**TASK TO CARRY OUT**
Locate each line below that includes "Setup" and reproduce it.
* start INPUT MATERIAL *
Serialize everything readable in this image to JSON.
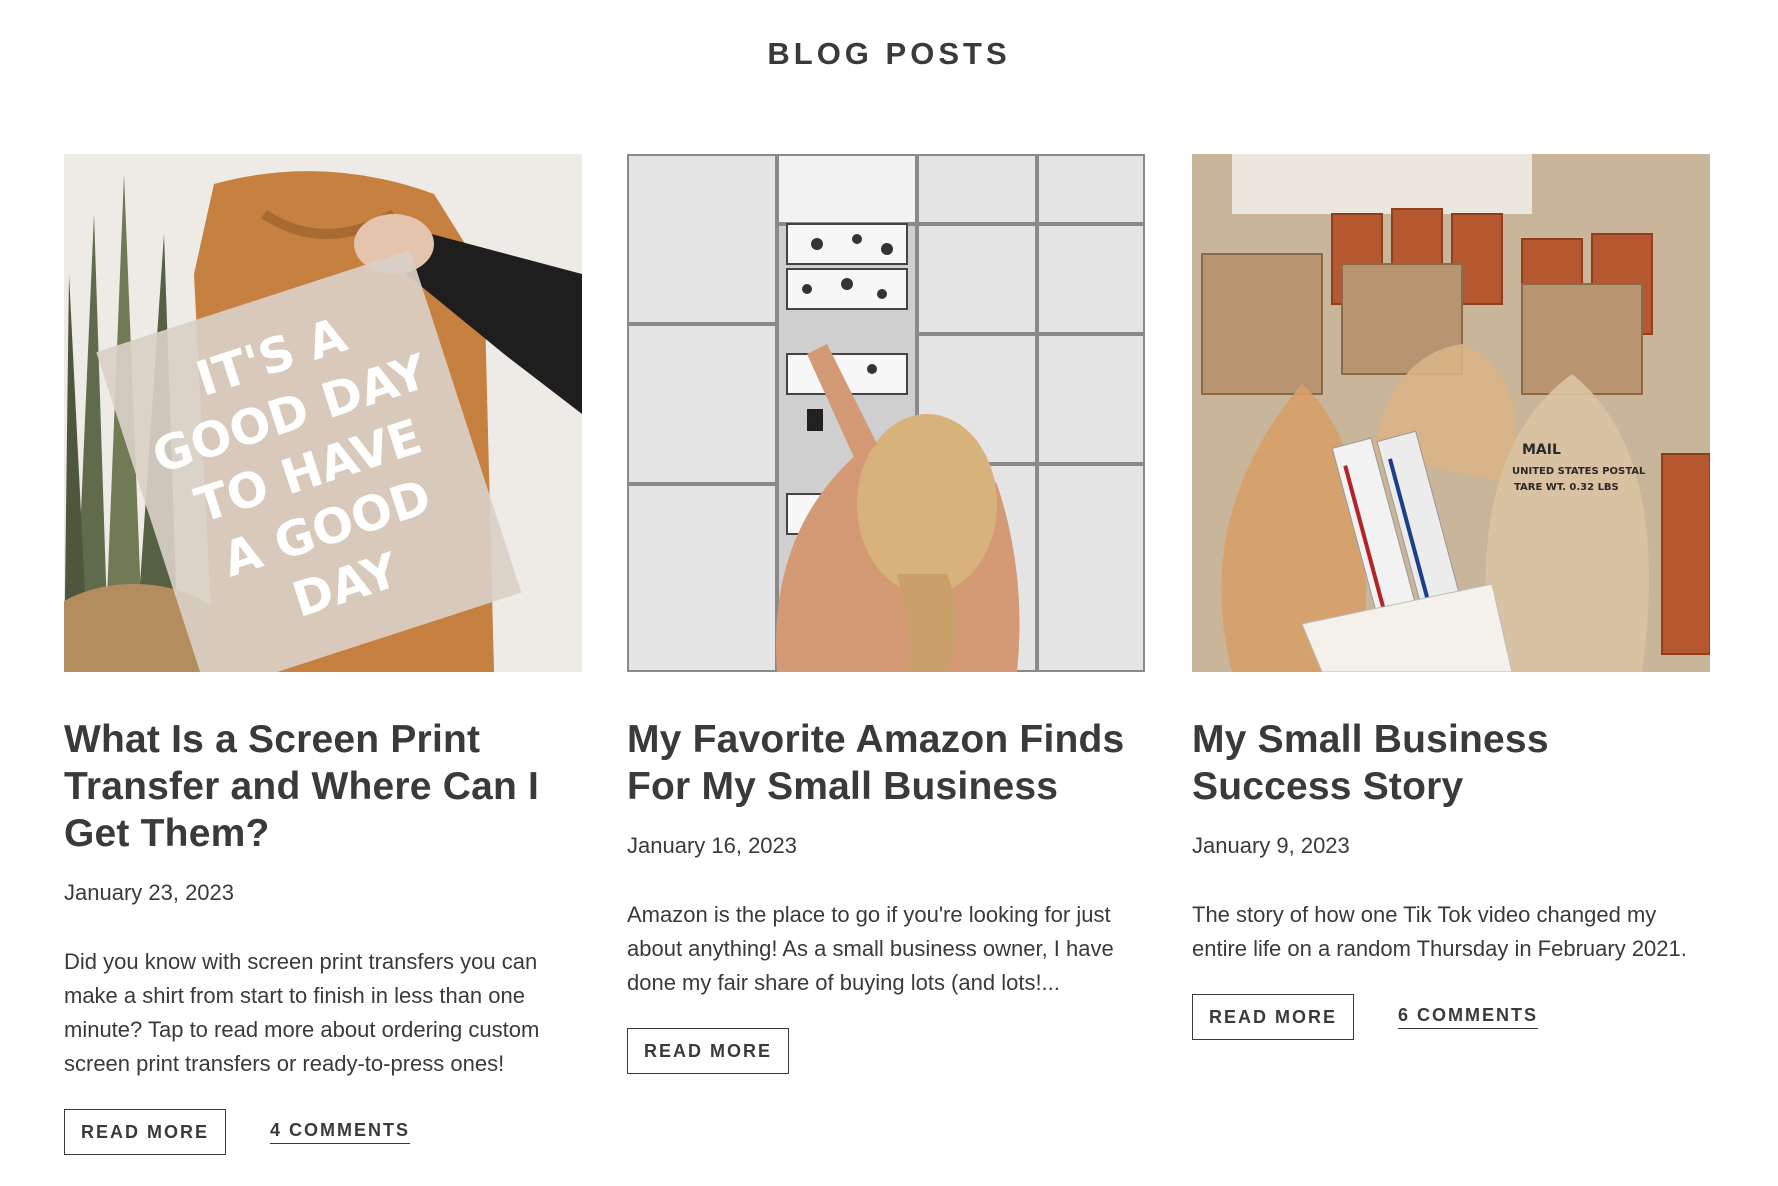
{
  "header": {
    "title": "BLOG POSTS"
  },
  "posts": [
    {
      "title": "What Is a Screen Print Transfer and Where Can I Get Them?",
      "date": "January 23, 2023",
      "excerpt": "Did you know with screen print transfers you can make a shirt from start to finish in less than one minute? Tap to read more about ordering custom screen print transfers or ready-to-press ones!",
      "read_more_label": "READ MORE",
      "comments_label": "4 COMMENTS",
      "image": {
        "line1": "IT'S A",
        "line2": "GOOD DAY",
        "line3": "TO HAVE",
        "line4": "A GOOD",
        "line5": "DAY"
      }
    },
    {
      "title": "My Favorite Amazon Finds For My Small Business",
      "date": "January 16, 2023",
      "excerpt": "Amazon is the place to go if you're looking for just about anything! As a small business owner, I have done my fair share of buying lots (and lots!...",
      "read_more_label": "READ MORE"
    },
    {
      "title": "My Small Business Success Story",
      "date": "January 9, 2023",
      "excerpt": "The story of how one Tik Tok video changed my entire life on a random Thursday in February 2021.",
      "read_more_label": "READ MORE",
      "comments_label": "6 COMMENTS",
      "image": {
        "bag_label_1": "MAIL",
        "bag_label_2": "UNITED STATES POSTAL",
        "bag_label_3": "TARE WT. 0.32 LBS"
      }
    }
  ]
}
* end INPUT MATERIAL *
* start INPUT MATERIAL *
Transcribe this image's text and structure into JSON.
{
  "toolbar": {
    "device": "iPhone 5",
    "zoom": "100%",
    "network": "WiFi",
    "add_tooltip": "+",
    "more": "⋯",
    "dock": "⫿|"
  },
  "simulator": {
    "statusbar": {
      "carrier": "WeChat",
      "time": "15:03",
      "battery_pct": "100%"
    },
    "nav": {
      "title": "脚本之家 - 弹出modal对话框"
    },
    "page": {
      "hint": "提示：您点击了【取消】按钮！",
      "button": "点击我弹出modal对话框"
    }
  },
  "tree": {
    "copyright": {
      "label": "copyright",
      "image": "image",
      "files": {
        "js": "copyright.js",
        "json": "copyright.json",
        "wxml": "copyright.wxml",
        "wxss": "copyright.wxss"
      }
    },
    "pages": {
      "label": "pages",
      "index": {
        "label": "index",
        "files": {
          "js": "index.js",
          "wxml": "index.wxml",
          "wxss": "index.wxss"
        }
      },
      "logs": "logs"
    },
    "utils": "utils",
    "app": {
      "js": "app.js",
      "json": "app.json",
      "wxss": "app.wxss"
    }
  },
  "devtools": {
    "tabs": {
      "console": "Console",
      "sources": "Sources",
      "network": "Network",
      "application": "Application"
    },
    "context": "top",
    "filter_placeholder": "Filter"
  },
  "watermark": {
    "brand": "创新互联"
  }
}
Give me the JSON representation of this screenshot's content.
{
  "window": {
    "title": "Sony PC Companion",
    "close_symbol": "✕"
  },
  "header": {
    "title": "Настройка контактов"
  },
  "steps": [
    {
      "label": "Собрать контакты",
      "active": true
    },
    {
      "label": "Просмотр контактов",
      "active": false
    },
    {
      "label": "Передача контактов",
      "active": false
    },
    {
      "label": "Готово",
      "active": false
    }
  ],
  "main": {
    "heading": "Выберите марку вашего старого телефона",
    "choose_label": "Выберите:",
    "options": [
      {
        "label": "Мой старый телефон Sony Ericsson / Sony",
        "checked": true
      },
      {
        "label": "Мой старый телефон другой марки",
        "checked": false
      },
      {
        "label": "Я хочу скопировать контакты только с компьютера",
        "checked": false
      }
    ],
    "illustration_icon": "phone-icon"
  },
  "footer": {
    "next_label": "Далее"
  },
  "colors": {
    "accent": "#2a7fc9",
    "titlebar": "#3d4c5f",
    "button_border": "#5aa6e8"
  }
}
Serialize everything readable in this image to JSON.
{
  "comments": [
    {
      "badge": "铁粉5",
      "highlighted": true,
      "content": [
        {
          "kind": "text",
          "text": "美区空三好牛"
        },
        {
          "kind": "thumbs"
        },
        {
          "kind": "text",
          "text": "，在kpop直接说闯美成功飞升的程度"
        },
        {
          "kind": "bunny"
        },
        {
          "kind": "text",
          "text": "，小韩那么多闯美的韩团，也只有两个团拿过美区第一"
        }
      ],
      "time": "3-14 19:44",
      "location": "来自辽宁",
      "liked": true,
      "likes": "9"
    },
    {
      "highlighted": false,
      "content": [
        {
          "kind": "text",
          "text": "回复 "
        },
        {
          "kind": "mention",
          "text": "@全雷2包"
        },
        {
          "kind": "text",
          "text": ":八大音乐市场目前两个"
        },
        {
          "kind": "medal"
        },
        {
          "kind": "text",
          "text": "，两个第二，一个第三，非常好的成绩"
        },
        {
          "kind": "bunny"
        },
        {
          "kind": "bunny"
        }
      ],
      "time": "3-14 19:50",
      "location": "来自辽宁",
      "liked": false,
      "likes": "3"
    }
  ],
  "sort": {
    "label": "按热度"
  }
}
* end INPUT MATERIAL *
* start INPUT MATERIAL *
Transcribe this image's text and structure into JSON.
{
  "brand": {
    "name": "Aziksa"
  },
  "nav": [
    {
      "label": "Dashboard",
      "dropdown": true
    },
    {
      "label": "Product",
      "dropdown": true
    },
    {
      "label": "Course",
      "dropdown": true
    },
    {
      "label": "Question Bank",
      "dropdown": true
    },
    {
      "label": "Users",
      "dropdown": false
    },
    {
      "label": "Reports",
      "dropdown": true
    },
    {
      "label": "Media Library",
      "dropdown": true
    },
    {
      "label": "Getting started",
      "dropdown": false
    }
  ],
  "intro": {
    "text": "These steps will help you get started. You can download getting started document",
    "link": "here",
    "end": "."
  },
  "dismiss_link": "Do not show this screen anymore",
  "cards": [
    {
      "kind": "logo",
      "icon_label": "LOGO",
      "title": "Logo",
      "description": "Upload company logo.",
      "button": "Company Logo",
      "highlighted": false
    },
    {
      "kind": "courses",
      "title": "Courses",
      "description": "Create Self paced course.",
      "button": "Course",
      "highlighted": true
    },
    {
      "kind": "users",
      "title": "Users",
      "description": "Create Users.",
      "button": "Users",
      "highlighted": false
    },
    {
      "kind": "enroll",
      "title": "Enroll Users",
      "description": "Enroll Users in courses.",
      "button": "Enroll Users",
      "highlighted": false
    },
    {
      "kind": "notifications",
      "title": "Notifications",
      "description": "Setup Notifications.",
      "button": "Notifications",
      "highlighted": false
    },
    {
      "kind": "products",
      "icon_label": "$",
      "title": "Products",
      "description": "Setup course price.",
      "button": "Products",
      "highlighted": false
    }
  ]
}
* end INPUT MATERIAL *
**WRITTEN SOLUTION**
      "description": "Setup Notifications.",
      "description": "Setup course price.",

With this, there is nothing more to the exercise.